[Start INPUT ROWS]
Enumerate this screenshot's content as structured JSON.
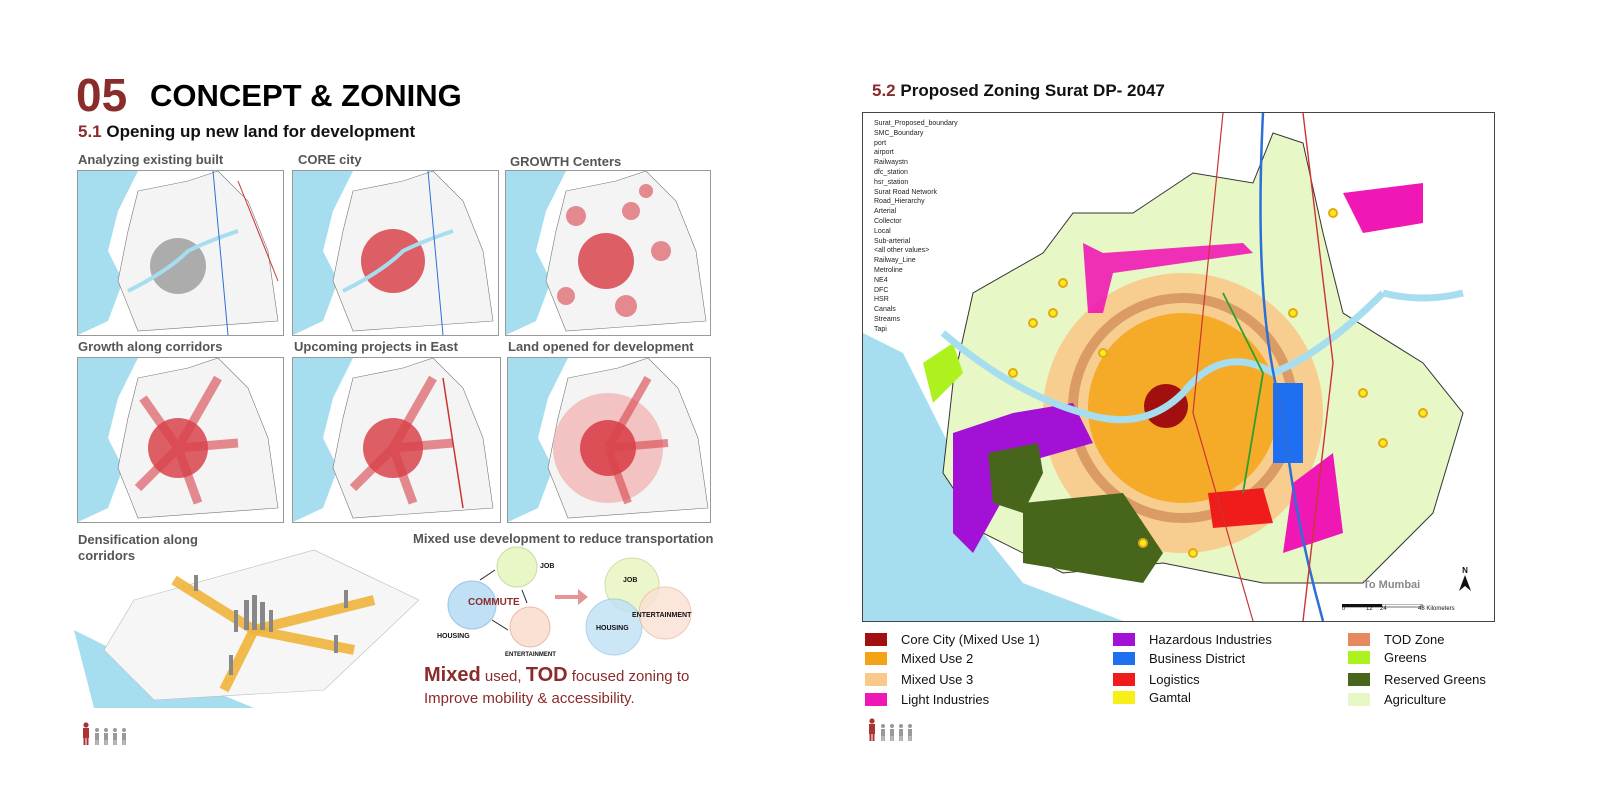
{
  "left": {
    "section_number": "05",
    "section_title": "CONCEPT & ZONING",
    "sub_number": "5.1",
    "sub_title": "Opening up new land for development",
    "panels": [
      {
        "caption": "Analyzing existing built"
      },
      {
        "caption": "CORE city"
      },
      {
        "caption": "GROWTH Centers"
      },
      {
        "caption": "Growth along corridors"
      },
      {
        "caption": "Upcoming projects in East"
      },
      {
        "caption": "Land opened for development"
      }
    ],
    "densification_caption": "Densification along corridors",
    "mixed_use_caption": "Mixed use development to reduce transportation",
    "diagram": {
      "job": "JOB",
      "commute": "COMMUTE",
      "housing": "HOUSING",
      "entertainment": "ENTERTAINMENT",
      "job2": "JOB",
      "housing2": "HOUSING",
      "entertainment2": "ENTERTAINMENT"
    },
    "statement": {
      "bold1": "Mixed",
      "text1": " used, ",
      "bold2": "TOD",
      "text2": " focused zoning to",
      "line2": "Improve mobility & accessibility."
    }
  },
  "right": {
    "sub_number": "5.2",
    "sub_title": "Proposed Zoning Surat DP- 2047",
    "map_legend": [
      "Surat_Proposed_boundary",
      "SMC_Boundary",
      "port",
      "airport",
      "Railwaystn",
      "dfc_station",
      "hsr_station",
      "Surat Road Network",
      "Road_Hierarchy",
      "Arterial",
      "Collector",
      "Local",
      "Sub-arterial",
      "<all other values>",
      "Railway_Line",
      "Metroline",
      "NE4",
      "DFC",
      "HSR",
      "Canals",
      "Streams",
      "Tapi"
    ],
    "to_mumbai": "To Mumbai",
    "north": "N",
    "scale_labels": [
      "0",
      "12",
      "24",
      "48 Kilometers"
    ],
    "zoning_legend": [
      {
        "label": "Core City (Mixed Use 1)",
        "color": "#a10f0f"
      },
      {
        "label": "Mixed Use 2",
        "color": "#f5a316"
      },
      {
        "label": "Mixed Use 3",
        "color": "#f8c98a"
      },
      {
        "label": "Light Industries",
        "color": "#f018b4"
      },
      {
        "label": "Hazardous Industries",
        "color": "#a411d6"
      },
      {
        "label": "Business District",
        "color": "#1f6ff2"
      },
      {
        "label": "Logistics",
        "color": "#f01c1c"
      },
      {
        "label": "Gamtal",
        "color": "#f7ef1a"
      },
      {
        "label": "TOD Zone",
        "color": "#e58a5e"
      },
      {
        "label": "Greens",
        "color": "#adf21e"
      },
      {
        "label": "Reserved Greens",
        "color": "#47661c"
      },
      {
        "label": "Agriculture",
        "color": "#e8f7c6"
      }
    ]
  },
  "colors": {
    "accent": "#8b2b2b",
    "water": "#a6def0",
    "core_red": "#d9434b"
  },
  "icons": [
    "people-icon"
  ]
}
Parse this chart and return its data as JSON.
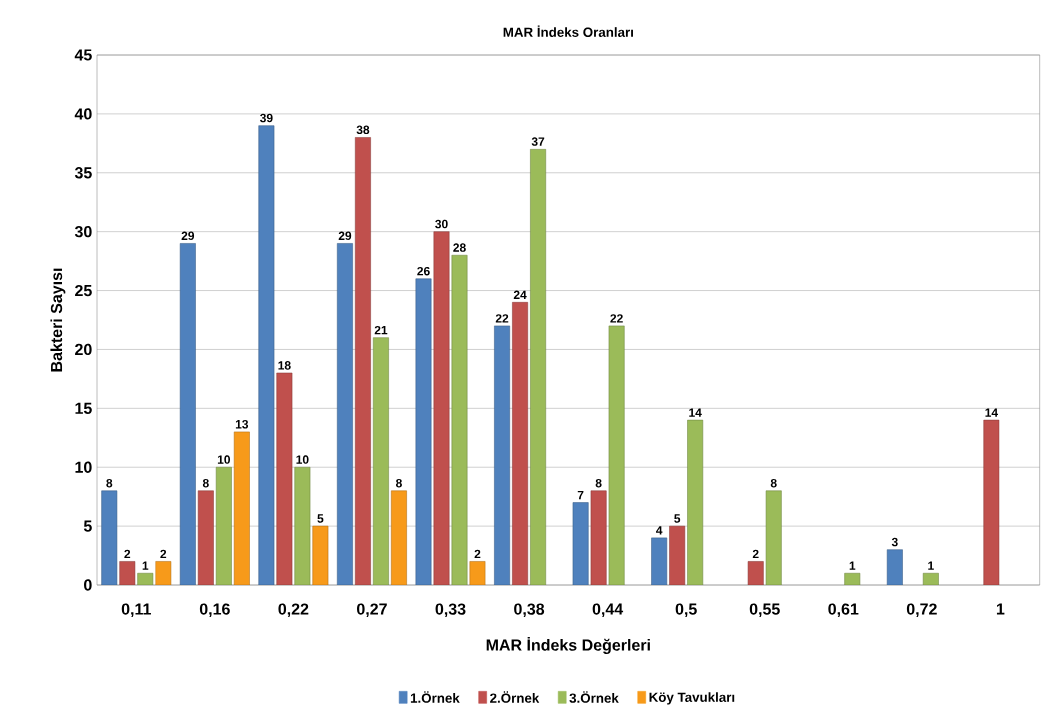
[End INPUT ROWS]
▶ _WHAT YOU SHOULD DO_
Find how many lines include the string "JSON" and report that number alone.

▶ _EXPECTED ANSWER_
2